**TEXT PROVIDED**
——

These are my notes from a sermon series I did through the gospel of Mark. It has not been proofed for spelling or grammatical errors. I present it to you as-is.
Take your Bible and open it to 1 Corinthians 11. In about 30 minutes we will share the Lord’s Supper together. When it comes to the Lord’s Supper there are several reactions toward it.
- For some, it’s a boring and dreary religious ritual. The few times I went to church as a child and even after I was saved as a teenager and started going to church on a regular basis I considered the Lord’s Supper as an uninspiring church activity. When I walked into the church and saw the Lord’s Supper table set up my first thought was, “Oh no, the church service is going to be longer and I’ve got to sit through a boring religious ritual.” If that’s describes you today, I hope today’s message will help you understand the Lord’s Supper better and help give it more meaning and depth to you.
- Some approach the Lord’s Supper as a religious duty. To this group, it stirs very little or nothing up inside them. They have participated in the Lord’s Supper so many times it has become routine. They know it has significant meaning but it no longer has a significant meaning to them other than being an important religious activity that all good Christians should do. They go through the Lord’s Supper like a habit. They don’t give much thought to it and it has little impact if any on their lives.
- Others approach the Lord’s Supper with delight. This person thinks through the death of Christ, the sacrifice He paid, and the pain Jesus went through. The act of worshiping God through the Lord’s Supper impacts, moves them, and motivates them to be more thankful, more forgiving, more gracious and more committed to Jesus. It is a genuine act of worship for them.
I hope that no matter where you are on your understanding and appreciation of the Lord’s Supper that this message will be helpful, instructive, and motivating to you.
The Bible has a lot to say about the Lord’s Supper. We do not have time to cover it all today, but I do want to share with you several things that you should do as you take the Lord’s Supper. These are six things that Jesus intended to happen every time His people ate the bread and drank from the cup that represents His sacrificial death on the cross.
When these six truths take root in your head and heart you will find the Lord’s Supper more exciting and full of meaning and application to your spiritual life.
You are to look around and restore
Number one, when you take the Lord’s Supper you are to look around and restore. Let me explain. You need to notice that this section on the Lord’s Supper begins by addressing some divisions in the body of Christ. Look at verse 17, “But in the following instructions, I cannot praise you. For it sounds as if more harm than good is done when you meet together. First, I hear there are divisions among you when you meet as a church, and to some extent I believe it” (NLT). This is interesting to me because Paul begins explaining the Lord’s Supper by starting with church divisions and conflict among the believers. Paul knew that one of the purposes and effects the Lord’s Supper has when done correctly is restoration among God’s people. When the Lord’s Supper is done right, unity and forgiveness will be the outcome. If the Lord’s Supper is done with the right attitude and mind, you should be motivated to seek forgiveness from those who you have hurt and give forgiveness to those who have hurt you. Worship though the Lord’s Supper should make you more gracious.
As you take the Lord’s Supper you need to ask God, “God, is there anyone I have hurt and need to ask their forgiveness?” If there is then you need to make it right as soon as you can. As you remember the death of Christ and think about how it restore and reconciled you to God, it should drive you to restore and reconcile with others. So, when you take the Lord’s Supper look around at the people in your and restore.

——

**ENTRIES SHOWN**
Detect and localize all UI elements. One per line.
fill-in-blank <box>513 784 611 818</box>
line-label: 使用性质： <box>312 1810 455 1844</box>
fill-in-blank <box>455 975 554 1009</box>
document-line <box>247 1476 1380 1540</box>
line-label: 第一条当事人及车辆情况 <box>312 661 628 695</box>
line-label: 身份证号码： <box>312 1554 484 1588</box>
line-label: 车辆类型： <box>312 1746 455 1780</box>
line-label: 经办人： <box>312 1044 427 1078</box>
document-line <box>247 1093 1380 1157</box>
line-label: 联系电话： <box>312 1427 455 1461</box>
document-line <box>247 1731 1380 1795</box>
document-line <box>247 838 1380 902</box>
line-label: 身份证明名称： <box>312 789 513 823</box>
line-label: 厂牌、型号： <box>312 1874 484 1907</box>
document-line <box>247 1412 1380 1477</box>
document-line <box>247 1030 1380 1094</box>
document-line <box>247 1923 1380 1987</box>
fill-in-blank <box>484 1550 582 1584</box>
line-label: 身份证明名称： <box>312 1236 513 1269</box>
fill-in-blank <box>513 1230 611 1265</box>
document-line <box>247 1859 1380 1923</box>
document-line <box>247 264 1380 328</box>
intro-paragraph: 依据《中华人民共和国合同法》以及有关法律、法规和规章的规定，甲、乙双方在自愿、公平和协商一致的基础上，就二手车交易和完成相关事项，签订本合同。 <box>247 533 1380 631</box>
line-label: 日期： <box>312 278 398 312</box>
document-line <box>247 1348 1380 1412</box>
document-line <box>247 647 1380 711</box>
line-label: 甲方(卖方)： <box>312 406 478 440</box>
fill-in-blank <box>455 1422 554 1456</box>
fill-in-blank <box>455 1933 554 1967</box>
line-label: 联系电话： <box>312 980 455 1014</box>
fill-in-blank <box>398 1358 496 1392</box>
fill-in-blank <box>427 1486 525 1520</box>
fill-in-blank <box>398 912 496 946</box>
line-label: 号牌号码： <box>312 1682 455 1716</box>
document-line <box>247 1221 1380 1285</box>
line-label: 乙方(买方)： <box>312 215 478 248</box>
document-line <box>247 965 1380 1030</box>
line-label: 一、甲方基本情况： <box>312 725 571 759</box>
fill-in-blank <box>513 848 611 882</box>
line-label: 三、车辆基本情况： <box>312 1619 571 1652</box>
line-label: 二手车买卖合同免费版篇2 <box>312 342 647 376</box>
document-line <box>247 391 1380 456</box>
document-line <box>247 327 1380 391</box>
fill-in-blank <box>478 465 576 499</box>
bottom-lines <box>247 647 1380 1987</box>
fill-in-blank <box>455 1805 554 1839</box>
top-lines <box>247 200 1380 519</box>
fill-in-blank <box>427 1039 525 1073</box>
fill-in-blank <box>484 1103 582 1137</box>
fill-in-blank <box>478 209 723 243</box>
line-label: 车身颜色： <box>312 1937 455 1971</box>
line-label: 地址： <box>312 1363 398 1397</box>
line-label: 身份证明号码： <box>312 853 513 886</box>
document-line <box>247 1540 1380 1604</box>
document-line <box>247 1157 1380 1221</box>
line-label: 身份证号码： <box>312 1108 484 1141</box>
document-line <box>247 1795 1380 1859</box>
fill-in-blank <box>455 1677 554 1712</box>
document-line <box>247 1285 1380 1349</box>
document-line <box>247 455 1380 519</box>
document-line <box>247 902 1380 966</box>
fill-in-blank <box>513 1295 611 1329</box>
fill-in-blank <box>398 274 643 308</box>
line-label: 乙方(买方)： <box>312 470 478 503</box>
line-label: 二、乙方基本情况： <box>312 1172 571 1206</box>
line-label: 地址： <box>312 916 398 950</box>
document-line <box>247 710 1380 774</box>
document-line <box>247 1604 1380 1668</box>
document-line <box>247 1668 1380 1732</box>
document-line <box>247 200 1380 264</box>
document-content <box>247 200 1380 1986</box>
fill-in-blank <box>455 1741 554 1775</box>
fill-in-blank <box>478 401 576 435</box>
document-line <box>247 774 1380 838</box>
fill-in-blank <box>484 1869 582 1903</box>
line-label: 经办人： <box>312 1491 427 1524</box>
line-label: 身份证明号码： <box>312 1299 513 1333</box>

——

According to the sermon on the Lord's Supper, with what does Paul begin his explanation of the Lord's Supper? The lines are separate material, unrelated to the sermon on the Lord's Supper.

He begins with church divisions and conflict among the believers.